>> Start SUPPLIED MATERIAL

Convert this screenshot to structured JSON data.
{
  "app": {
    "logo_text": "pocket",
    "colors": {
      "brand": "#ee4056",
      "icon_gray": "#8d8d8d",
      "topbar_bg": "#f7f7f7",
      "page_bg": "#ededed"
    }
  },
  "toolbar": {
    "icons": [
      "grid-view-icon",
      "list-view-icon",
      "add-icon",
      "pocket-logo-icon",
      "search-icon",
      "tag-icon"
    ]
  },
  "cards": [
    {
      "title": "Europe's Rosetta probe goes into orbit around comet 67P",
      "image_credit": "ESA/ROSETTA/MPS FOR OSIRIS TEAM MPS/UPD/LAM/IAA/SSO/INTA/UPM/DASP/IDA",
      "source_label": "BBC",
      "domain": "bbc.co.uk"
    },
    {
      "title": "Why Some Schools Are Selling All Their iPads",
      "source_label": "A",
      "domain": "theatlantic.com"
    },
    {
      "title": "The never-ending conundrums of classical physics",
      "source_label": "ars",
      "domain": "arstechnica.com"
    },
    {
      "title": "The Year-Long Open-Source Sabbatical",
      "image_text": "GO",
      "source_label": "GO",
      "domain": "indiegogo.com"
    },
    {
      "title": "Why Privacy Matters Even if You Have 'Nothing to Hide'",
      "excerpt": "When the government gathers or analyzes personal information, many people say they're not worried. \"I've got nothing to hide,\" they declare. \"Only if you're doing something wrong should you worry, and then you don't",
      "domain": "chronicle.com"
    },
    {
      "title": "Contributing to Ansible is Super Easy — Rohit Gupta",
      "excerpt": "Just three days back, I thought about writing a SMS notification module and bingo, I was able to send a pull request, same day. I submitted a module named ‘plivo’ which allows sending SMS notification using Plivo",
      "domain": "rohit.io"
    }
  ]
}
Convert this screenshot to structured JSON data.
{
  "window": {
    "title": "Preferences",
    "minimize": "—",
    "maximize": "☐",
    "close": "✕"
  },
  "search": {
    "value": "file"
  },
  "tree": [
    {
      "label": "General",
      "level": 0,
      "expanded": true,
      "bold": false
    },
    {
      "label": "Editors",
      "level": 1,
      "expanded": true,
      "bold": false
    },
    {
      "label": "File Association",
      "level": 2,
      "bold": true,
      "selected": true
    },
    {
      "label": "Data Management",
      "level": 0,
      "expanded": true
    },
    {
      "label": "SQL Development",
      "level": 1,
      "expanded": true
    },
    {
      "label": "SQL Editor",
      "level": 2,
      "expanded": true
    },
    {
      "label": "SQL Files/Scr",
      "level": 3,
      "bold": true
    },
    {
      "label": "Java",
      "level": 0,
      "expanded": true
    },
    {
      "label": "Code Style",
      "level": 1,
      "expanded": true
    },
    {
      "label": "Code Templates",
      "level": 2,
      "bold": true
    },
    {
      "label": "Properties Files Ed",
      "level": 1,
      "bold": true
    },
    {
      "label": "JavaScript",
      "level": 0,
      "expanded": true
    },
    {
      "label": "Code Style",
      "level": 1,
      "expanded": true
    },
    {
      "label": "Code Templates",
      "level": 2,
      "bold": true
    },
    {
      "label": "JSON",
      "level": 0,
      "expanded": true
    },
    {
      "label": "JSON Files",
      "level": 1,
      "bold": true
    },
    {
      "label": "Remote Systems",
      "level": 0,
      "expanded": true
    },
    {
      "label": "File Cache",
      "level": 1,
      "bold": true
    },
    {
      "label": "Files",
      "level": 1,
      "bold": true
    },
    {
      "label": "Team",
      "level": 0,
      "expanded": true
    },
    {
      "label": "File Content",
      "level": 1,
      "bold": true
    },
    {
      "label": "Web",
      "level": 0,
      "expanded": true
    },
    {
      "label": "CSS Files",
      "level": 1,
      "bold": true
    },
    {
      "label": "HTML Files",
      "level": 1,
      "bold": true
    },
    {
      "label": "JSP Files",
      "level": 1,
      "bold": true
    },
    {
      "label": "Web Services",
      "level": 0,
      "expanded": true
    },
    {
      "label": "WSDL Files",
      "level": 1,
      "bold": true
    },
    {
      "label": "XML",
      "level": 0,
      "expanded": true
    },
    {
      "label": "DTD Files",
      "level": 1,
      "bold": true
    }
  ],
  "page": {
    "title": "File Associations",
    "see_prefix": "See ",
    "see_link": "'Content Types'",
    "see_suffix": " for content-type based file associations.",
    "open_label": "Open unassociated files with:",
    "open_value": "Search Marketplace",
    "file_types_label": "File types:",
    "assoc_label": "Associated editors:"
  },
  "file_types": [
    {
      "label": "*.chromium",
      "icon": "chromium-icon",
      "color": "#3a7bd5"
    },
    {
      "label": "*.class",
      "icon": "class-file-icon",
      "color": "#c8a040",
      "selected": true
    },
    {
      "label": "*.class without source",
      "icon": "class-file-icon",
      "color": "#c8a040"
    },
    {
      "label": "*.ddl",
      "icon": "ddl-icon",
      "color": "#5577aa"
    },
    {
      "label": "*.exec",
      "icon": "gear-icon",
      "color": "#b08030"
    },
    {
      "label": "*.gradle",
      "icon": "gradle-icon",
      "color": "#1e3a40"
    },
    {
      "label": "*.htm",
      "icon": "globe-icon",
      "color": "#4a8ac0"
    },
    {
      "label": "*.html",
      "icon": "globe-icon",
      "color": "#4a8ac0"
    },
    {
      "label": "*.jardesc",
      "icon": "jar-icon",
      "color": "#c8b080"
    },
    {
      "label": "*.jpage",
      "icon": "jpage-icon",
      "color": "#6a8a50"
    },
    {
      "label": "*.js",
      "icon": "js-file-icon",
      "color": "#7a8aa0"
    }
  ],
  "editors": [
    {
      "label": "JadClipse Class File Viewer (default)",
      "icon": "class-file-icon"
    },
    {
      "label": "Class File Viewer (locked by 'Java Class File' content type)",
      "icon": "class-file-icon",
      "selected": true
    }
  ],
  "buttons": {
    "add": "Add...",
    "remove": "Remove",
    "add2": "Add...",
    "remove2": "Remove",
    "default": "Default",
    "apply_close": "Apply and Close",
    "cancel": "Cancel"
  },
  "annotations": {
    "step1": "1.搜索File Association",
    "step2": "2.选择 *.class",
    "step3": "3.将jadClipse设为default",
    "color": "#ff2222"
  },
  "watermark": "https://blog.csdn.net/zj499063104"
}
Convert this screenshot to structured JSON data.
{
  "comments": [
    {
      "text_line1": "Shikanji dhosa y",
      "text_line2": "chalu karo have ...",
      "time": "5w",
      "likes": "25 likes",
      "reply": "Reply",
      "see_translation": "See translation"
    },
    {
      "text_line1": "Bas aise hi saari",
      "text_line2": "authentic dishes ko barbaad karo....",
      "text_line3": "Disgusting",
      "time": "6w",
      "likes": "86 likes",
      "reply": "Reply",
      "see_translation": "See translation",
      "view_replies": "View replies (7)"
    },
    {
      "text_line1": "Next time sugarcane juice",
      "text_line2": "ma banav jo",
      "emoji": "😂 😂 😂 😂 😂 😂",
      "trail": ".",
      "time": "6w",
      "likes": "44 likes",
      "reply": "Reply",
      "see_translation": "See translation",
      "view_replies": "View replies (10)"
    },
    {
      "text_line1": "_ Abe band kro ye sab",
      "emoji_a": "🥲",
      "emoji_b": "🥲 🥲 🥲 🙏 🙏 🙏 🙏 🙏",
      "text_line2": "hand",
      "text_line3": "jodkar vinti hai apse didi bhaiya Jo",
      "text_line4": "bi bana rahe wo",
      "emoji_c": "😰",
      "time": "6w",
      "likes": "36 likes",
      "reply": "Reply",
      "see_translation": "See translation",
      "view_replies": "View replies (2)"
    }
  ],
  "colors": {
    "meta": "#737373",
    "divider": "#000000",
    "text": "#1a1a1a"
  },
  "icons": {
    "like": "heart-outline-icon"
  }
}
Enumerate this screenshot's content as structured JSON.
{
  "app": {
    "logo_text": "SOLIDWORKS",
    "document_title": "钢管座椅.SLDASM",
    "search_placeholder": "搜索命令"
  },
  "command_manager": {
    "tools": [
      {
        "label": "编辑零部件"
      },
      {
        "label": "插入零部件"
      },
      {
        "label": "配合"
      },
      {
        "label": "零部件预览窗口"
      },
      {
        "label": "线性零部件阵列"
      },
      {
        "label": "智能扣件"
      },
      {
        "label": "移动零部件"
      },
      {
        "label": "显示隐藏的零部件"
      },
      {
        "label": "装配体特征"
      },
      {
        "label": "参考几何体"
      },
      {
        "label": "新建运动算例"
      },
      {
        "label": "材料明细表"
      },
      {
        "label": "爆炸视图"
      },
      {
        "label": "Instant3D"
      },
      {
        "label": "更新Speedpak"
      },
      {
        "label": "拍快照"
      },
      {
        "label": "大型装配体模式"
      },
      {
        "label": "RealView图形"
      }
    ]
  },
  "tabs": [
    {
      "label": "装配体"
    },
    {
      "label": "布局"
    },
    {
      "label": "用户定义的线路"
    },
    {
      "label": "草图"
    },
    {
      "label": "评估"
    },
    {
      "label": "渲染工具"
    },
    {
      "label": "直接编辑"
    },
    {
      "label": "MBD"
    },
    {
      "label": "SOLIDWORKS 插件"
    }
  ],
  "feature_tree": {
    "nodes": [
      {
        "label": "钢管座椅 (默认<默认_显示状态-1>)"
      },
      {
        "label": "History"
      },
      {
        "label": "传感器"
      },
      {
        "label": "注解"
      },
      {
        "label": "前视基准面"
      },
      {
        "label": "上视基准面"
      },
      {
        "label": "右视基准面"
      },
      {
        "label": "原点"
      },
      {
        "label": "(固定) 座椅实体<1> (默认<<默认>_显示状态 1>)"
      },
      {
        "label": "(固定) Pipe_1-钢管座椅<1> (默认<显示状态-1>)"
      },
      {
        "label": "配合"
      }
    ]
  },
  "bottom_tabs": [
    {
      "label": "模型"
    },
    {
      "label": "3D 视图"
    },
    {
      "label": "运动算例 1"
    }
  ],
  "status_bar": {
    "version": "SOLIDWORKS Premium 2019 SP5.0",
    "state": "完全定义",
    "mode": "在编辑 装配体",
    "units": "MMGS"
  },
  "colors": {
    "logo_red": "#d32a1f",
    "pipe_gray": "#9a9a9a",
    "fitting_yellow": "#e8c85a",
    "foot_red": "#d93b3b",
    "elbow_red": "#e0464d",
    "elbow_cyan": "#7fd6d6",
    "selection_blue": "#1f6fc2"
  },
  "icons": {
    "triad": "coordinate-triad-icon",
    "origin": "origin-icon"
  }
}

>> End SUPPLIED MATERIAL

EXERCISE DIRECTIONS: Pull out each line holding the string "replies".

RESULT FOR THIS EXERCISE:
      "view_replies": "View replies (7)"
      "view_replies": "View replies (10)"
      "view_replies": "View replies (2)"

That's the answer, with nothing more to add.